-------- Exercise inputs --------

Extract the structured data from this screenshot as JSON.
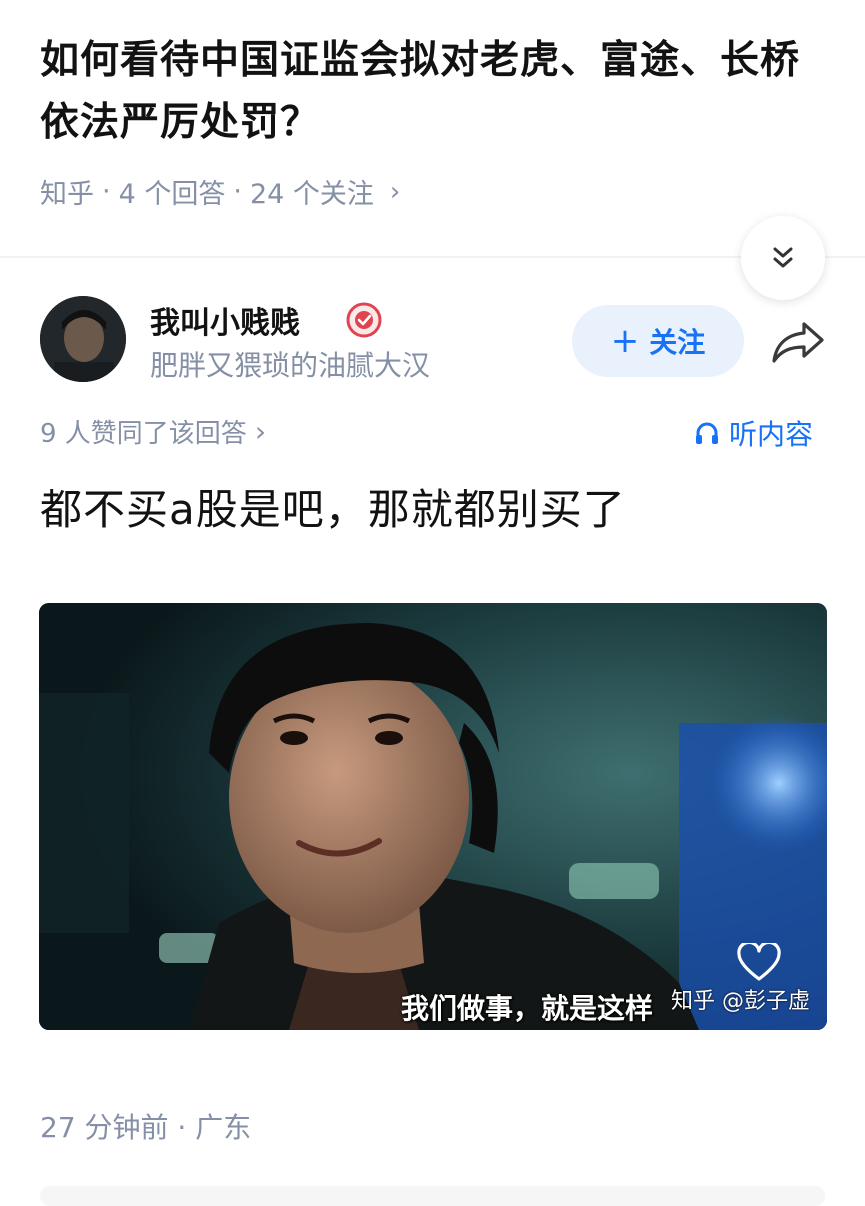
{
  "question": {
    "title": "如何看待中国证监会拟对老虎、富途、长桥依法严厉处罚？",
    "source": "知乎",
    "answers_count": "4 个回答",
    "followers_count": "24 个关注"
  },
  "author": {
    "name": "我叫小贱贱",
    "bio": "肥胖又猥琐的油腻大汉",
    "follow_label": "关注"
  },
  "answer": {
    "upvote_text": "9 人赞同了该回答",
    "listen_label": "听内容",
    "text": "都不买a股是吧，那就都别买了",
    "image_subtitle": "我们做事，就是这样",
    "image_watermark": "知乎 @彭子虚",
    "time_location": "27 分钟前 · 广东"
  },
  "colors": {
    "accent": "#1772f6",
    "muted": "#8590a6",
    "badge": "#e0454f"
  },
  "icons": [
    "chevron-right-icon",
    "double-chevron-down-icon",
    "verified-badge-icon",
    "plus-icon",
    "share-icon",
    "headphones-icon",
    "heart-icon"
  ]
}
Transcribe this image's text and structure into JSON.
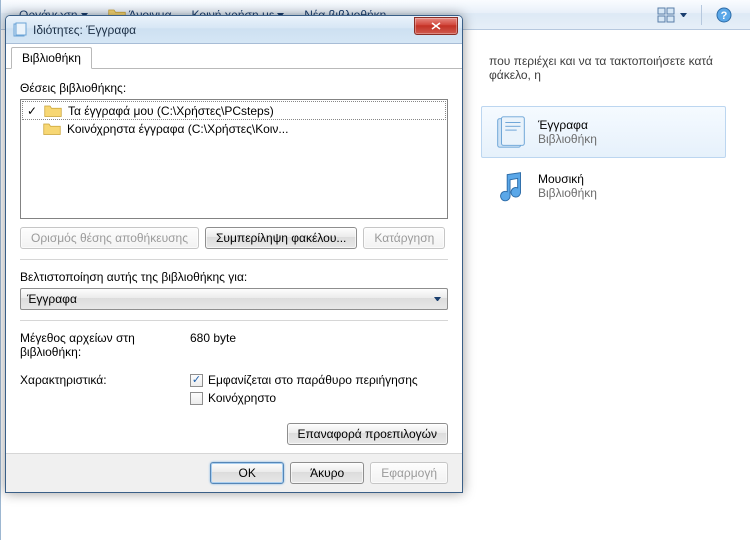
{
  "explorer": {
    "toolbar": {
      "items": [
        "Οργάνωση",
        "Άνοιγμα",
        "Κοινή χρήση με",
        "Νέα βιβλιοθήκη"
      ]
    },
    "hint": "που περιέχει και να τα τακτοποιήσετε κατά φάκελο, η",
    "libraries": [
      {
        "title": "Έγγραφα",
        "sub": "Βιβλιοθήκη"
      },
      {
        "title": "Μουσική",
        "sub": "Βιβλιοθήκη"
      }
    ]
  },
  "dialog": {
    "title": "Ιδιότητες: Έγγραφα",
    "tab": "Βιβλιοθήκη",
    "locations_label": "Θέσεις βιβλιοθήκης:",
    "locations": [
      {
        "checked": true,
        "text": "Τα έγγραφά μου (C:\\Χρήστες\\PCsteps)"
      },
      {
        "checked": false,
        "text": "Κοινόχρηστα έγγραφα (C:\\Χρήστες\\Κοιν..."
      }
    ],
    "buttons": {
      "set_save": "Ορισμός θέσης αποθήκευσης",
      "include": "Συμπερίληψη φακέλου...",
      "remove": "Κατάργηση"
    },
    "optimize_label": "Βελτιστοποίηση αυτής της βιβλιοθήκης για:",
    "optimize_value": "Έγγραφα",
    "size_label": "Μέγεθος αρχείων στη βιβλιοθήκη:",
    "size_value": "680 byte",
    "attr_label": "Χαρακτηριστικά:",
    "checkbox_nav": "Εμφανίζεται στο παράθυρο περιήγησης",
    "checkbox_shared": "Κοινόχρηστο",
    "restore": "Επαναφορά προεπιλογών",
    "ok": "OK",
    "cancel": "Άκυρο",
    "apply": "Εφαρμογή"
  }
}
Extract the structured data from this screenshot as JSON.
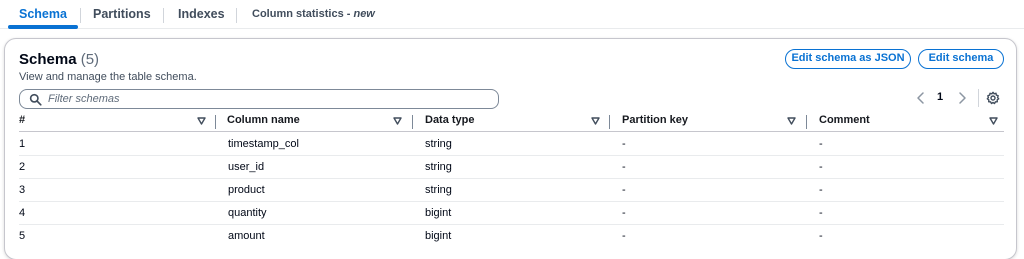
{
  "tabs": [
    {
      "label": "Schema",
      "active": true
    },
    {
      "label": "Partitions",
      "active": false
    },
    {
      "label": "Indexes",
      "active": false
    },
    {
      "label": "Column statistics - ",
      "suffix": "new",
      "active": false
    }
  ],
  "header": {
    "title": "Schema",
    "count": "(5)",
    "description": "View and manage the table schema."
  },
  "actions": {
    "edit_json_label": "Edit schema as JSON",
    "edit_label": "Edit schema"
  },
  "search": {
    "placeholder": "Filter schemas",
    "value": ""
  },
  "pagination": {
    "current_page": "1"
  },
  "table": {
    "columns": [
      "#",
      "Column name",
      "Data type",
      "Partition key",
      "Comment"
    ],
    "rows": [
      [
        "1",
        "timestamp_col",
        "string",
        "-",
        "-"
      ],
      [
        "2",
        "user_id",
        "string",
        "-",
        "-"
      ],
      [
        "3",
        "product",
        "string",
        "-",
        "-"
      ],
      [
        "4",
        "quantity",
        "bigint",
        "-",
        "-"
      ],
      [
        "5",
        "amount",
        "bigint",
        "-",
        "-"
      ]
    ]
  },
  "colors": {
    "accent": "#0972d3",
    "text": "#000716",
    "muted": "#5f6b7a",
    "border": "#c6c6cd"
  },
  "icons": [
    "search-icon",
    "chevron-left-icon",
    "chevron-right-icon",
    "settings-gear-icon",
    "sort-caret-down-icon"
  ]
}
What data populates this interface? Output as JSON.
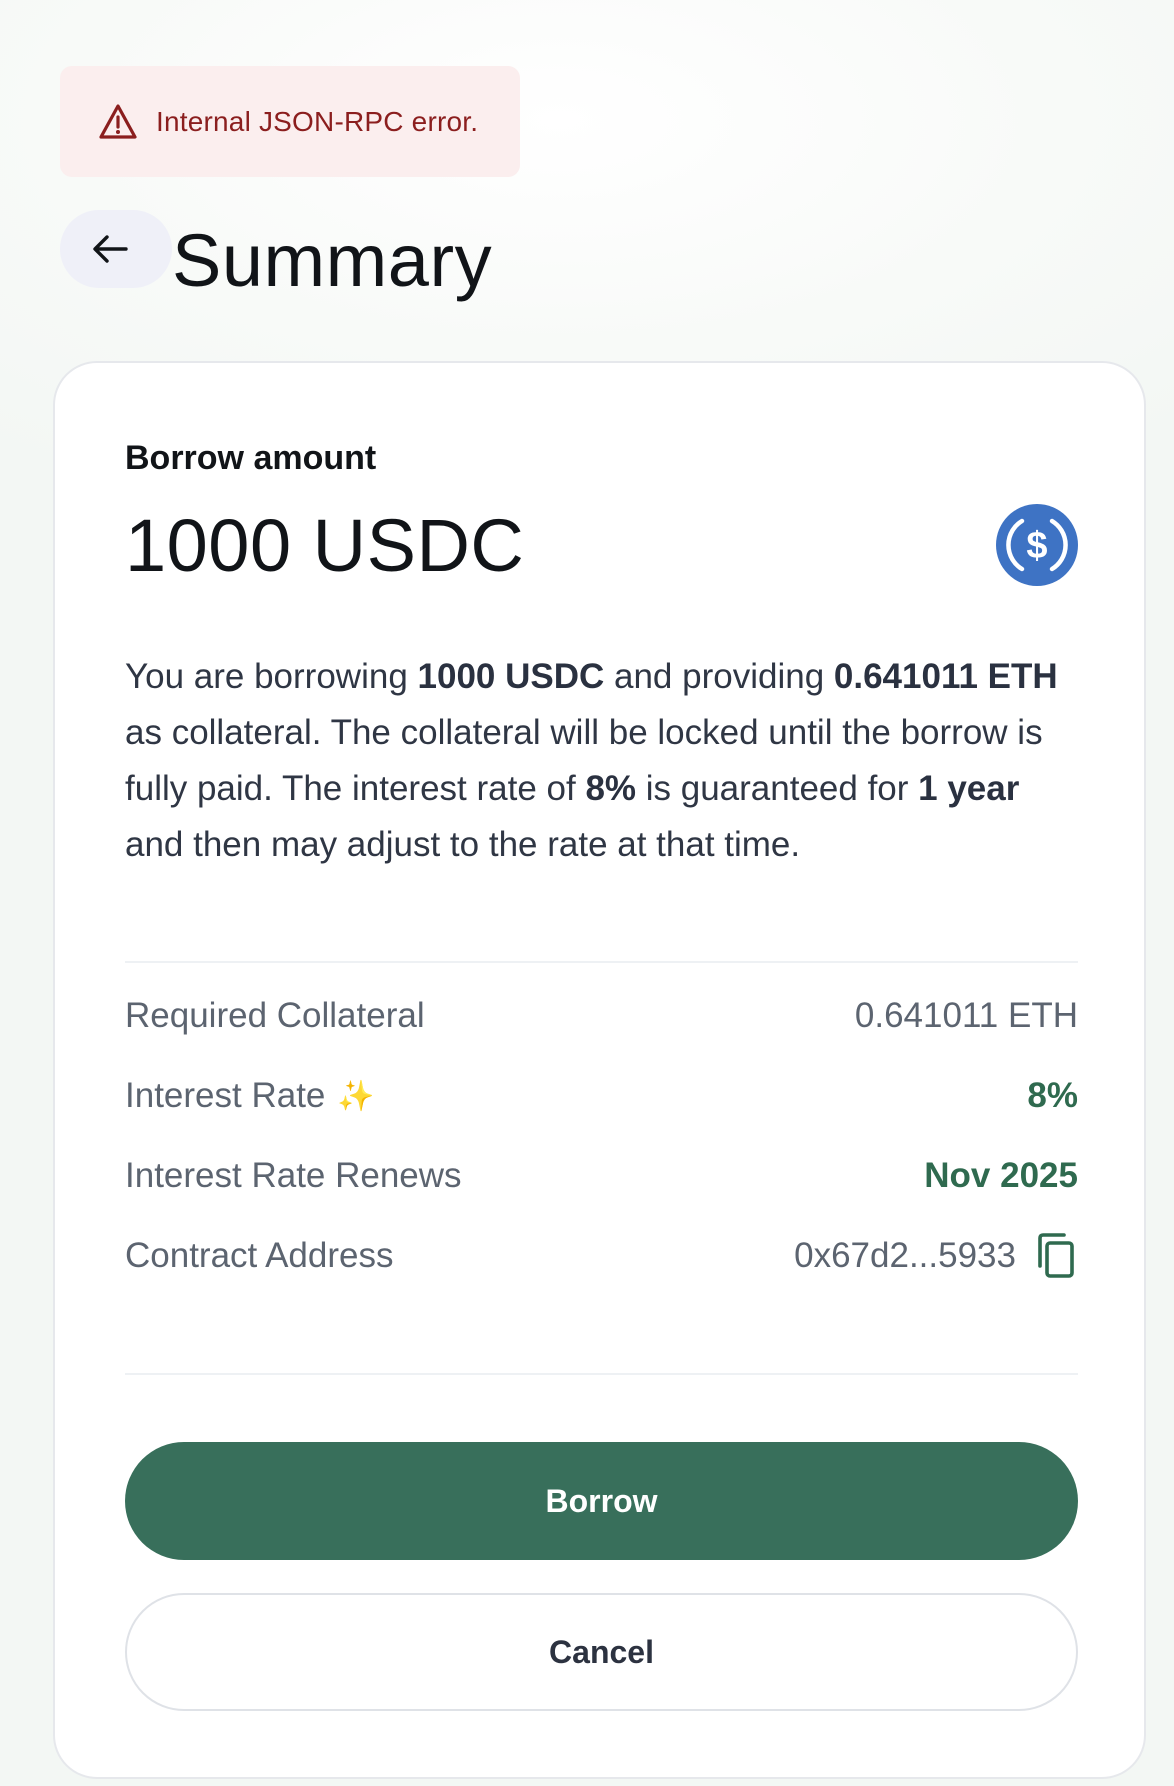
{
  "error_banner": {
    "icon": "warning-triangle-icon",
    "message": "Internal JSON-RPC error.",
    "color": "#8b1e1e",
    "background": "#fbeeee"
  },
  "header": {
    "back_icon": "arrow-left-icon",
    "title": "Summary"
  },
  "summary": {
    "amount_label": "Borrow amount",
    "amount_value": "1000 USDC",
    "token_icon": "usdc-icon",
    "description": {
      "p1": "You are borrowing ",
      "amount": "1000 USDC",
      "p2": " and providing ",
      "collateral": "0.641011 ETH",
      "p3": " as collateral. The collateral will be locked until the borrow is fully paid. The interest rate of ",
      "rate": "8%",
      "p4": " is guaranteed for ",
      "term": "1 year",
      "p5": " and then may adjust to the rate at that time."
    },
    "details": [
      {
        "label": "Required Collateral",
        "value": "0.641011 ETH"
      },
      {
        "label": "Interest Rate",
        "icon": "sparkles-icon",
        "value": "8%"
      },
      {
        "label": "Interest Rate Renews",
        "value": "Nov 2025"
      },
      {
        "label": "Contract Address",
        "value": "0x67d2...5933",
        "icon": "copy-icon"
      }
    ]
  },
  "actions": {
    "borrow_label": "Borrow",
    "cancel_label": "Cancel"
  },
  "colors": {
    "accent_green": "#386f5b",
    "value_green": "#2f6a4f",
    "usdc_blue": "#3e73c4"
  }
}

--------

#### [The task]
Retype everything in the material word for word, minus pictures.

#### [Right answer]
Extract the structured data from this screenshot as JSON.
{
  "question": {
    "title": "如何看待中国证监会拟对老虎、富途、长桥依法严厉处罚？",
    "source": "知乎",
    "answers_count": "4 个回答",
    "followers_count": "24 个关注"
  },
  "author": {
    "name": "我叫小贱贱",
    "bio": "肥胖又猥琐的油腻大汉",
    "follow_label": "关注"
  },
  "answer": {
    "upvote_text": "9 人赞同了该回答",
    "listen_label": "听内容",
    "text": "都不买a股是吧，那就都别买了",
    "image_subtitle": "我们做事，就是这样",
    "image_watermark": "知乎 @彭子虚",
    "time_location": "27 分钟前 · 广东"
  },
  "colors": {
    "accent": "#1772f6",
    "muted": "#8590a6",
    "badge": "#e0454f"
  },
  "icons": [
    "chevron-right-icon",
    "double-chevron-down-icon",
    "verified-badge-icon",
    "plus-icon",
    "share-icon",
    "headphones-icon",
    "heart-icon"
  ]
}
Transcribe this image's text and structure into JSON.
{
  "explorer": {
    "toolbar": {
      "items": [
        "Οργάνωση",
        "Άνοιγμα",
        "Κοινή χρήση με",
        "Νέα βιβλιοθήκη"
      ]
    },
    "hint": "που περιέχει και να τα τακτοποιήσετε κατά φάκελο, η",
    "libraries": [
      {
        "title": "Έγγραφα",
        "sub": "Βιβλιοθήκη"
      },
      {
        "title": "Μουσική",
        "sub": "Βιβλιοθήκη"
      }
    ]
  },
  "dialog": {
    "title": "Ιδιότητες: Έγγραφα",
    "tab": "Βιβλιοθήκη",
    "locations_label": "Θέσεις βιβλιοθήκης:",
    "locations": [
      {
        "checked": true,
        "text": "Τα έγγραφά μου (C:\\Χρήστες\\PCsteps)"
      },
      {
        "checked": false,
        "text": "Κοινόχρηστα έγγραφα (C:\\Χρήστες\\Κοιν..."
      }
    ],
    "buttons": {
      "set_save": "Ορισμός θέσης αποθήκευσης",
      "include": "Συμπερίληψη φακέλου...",
      "remove": "Κατάργηση"
    },
    "optimize_label": "Βελτιστοποίηση αυτής της βιβλιοθήκης για:",
    "optimize_value": "Έγγραφα",
    "size_label": "Μέγεθος αρχείων στη βιβλιοθήκη:",
    "size_value": "680 byte",
    "attr_label": "Χαρακτηριστικά:",
    "checkbox_nav": "Εμφανίζεται στο παράθυρο περιήγησης",
    "checkbox_shared": "Κοινόχρηστο",
    "restore": "Επαναφορά προεπιλογών",
    "ok": "OK",
    "cancel": "Άκυρο",
    "apply": "Εφαρμογή"
  }
}
Extract the structured data from this screenshot as JSON.
{
  "tabs": [
    {
      "label": "Schema",
      "active": true
    },
    {
      "label": "Partitions",
      "active": false
    },
    {
      "label": "Indexes",
      "active": false
    },
    {
      "label": "Column statistics - ",
      "suffix": "new",
      "active": false
    }
  ],
  "header": {
    "title": "Schema",
    "count": "(5)",
    "description": "View and manage the table schema."
  },
  "actions": {
    "edit_json_label": "Edit schema as JSON",
    "edit_label": "Edit schema"
  },
  "search": {
    "placeholder": "Filter schemas",
    "value": ""
  },
  "pagination": {
    "current_page": "1"
  },
  "table": {
    "columns": [
      "#",
      "Column name",
      "Data type",
      "Partition key",
      "Comment"
    ],
    "rows": [
      [
        "1",
        "timestamp_col",
        "string",
        "-",
        "-"
      ],
      [
        "2",
        "user_id",
        "string",
        "-",
        "-"
      ],
      [
        "3",
        "product",
        "string",
        "-",
        "-"
      ],
      [
        "4",
        "quantity",
        "bigint",
        "-",
        "-"
      ],
      [
        "5",
        "amount",
        "bigint",
        "-",
        "-"
      ]
    ]
  },
  "colors": {
    "accent": "#0972d3",
    "text": "#000716",
    "muted": "#5f6b7a",
    "border": "#c6c6cd"
  },
  "icons": [
    "search-icon",
    "chevron-left-icon",
    "chevron-right-icon",
    "settings-gear-icon",
    "sort-caret-down-icon"
  ]
}
What data populates this interface? Output as JSON.
{
  "error_banner": {
    "icon": "warning-triangle-icon",
    "message": "Internal JSON-RPC error.",
    "color": "#8b1e1e",
    "background": "#fbeeee"
  },
  "header": {
    "back_icon": "arrow-left-icon",
    "title": "Summary"
  },
  "summary": {
    "amount_label": "Borrow amount",
    "amount_value": "1000 USDC",
    "token_icon": "usdc-icon",
    "description": {
      "p1": "You are borrowing ",
      "amount": "1000 USDC",
      "p2": " and providing ",
      "collateral": "0.641011 ETH",
      "p3": " as collateral. The collateral will be locked until the borrow is fully paid. The interest rate of ",
      "rate": "8%",
      "p4": " is guaranteed for ",
      "term": "1 year",
      "p5": " and then may adjust to the rate at that time."
    },
    "details": [
      {
        "label": "Required Collateral",
        "value": "0.641011 ETH"
      },
      {
        "label": "Interest Rate",
        "icon": "sparkles-icon",
        "value": "8%"
      },
      {
        "label": "Interest Rate Renews",
        "value": "Nov 2025"
      },
      {
        "label": "Contract Address",
        "value": "0x67d2...5933",
        "icon": "copy-icon"
      }
    ]
  },
  "actions": {
    "borrow_label": "Borrow",
    "cancel_label": "Cancel"
  },
  "colors": {
    "accent_green": "#386f5b",
    "value_green": "#2f6a4f",
    "usdc_blue": "#3e73c4"
  }
}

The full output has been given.